| What to produce |
Copy each line of the records that contains the word "politica".

| Data shown |
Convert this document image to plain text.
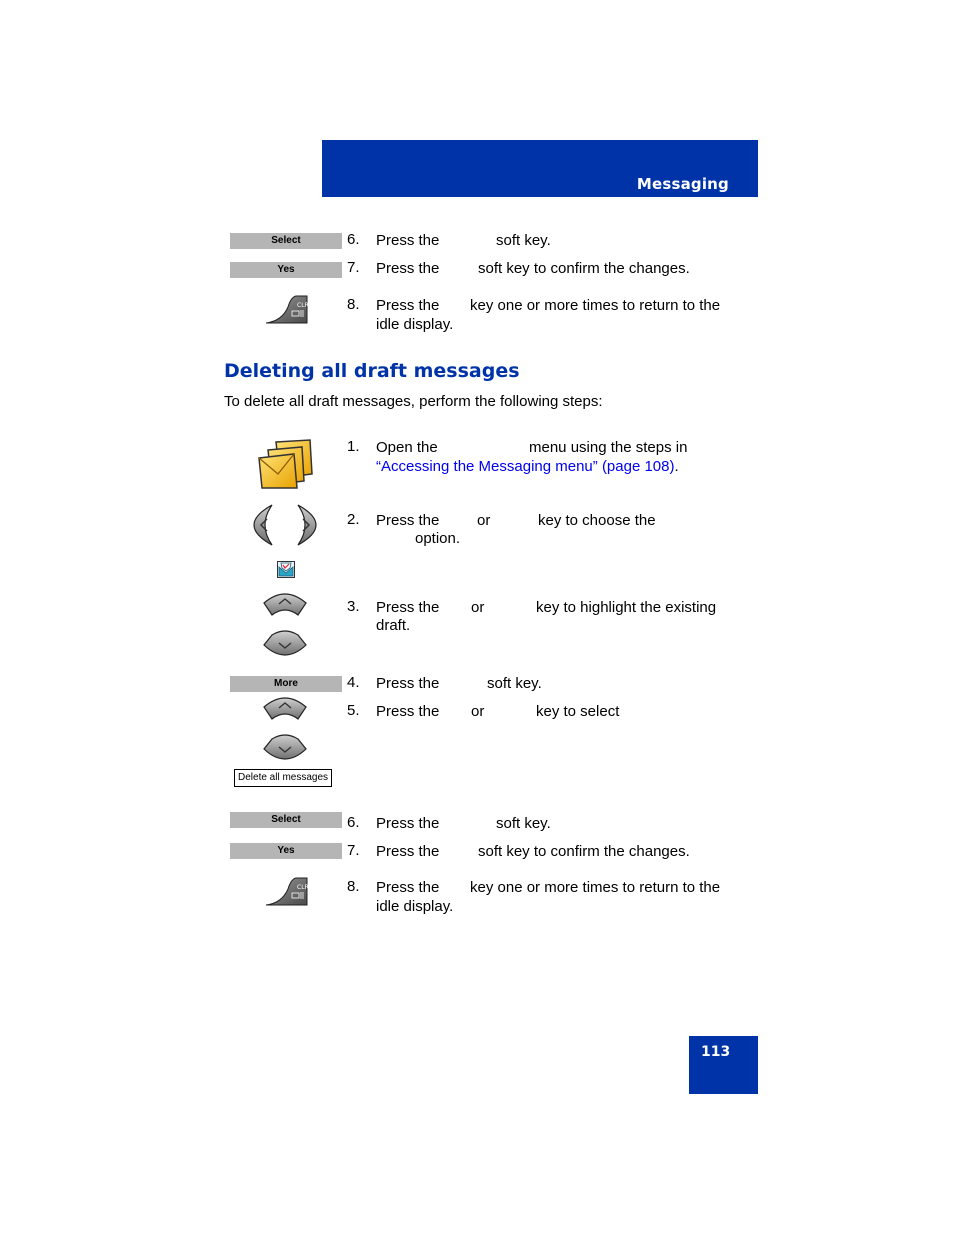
Messaging
Select	6. Press the	soft key.
Yes	7. Press the	soft key to confirm the changes.
CLR	8. Press the key one or more times to return to the
idle display.
Deleting all draft messages
To delete all draft messages, perform the following steps:
1. Open the	menu using the steps in
“Accessing the Messaging menu” (page 108).
2. Press the	or	key to choose the
option.
3. Press the or	key to highlight the existing
draft.
More	4. Press the	soft key.
5. Press the or	key to select
Delete all messages
Select	6. Press the	soft key.
Yes	7. Press the	soft key to confirm the changes.
CLR	8. Press the key one or more times to return to the
idle display.
113
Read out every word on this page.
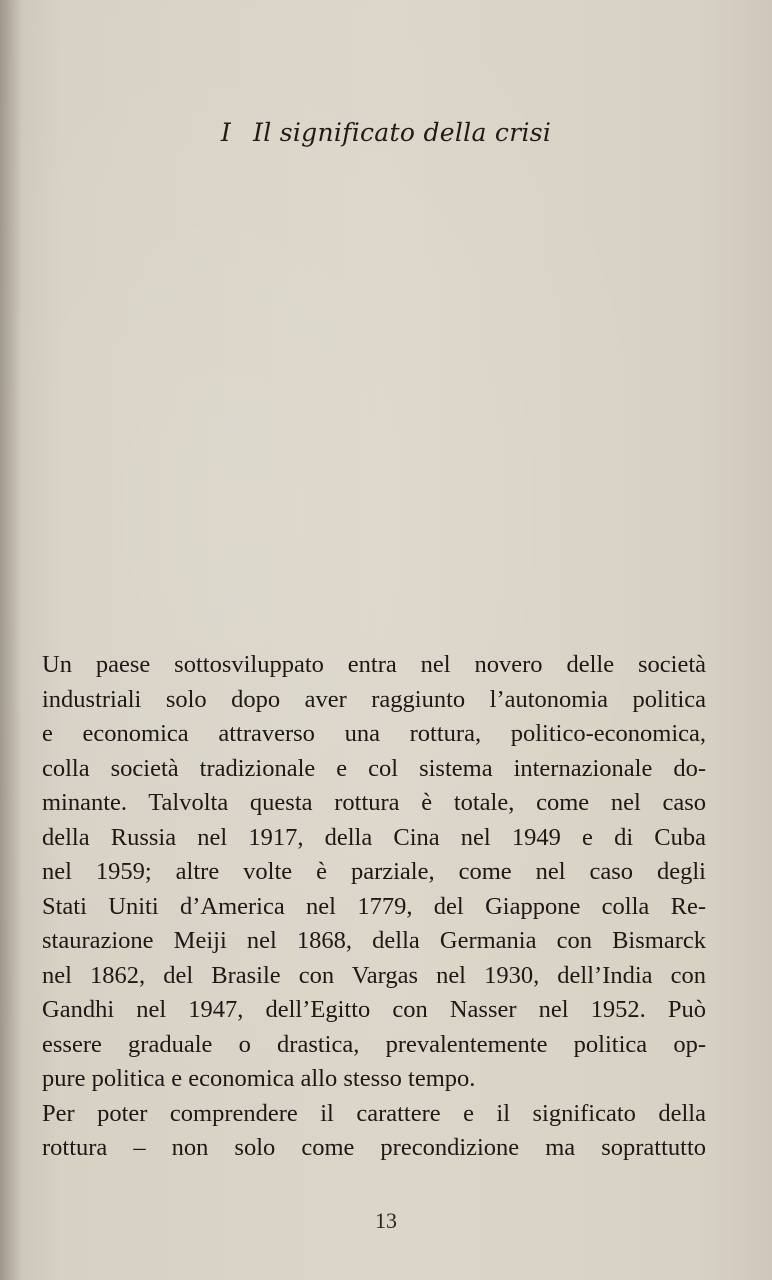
I Il significato della crisi
Un paese sottosviluppato entra nel novero delle società
industriali solo dopo aver raggiunto l’autonomia politica
e economica attraverso una rottura, politico-economica,
colla società tradizionale e col sistema internazionale do-
minante. Talvolta questa rottura è totale, come nel caso
della Russia nel 1917, della Cina nel 1949 e di Cuba
nel 1959; altre volte è parziale, come nel caso degli
Stati Uniti d’America nel 1779, del Giappone colla Re-
staurazione Meiji nel 1868, della Germania con Bismarck
nel 1862, del Brasile con Vargas nel 1930, dell’India con
Gandhi nel 1947, dell’Egitto con Nasser nel 1952. Può
essere graduale o drastica, prevalentemente politica op-
pure politica e economica allo stesso tempo.
Per poter comprendere il carattere e il significato della
rottura – non solo come precondizione ma soprattutto
13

| Correct output |
industriali solo dopo aver raggiunto l’autonomia politica
essere graduale o drastica, prevalentemente politica op-
pure politica e economica allo stesso tempo.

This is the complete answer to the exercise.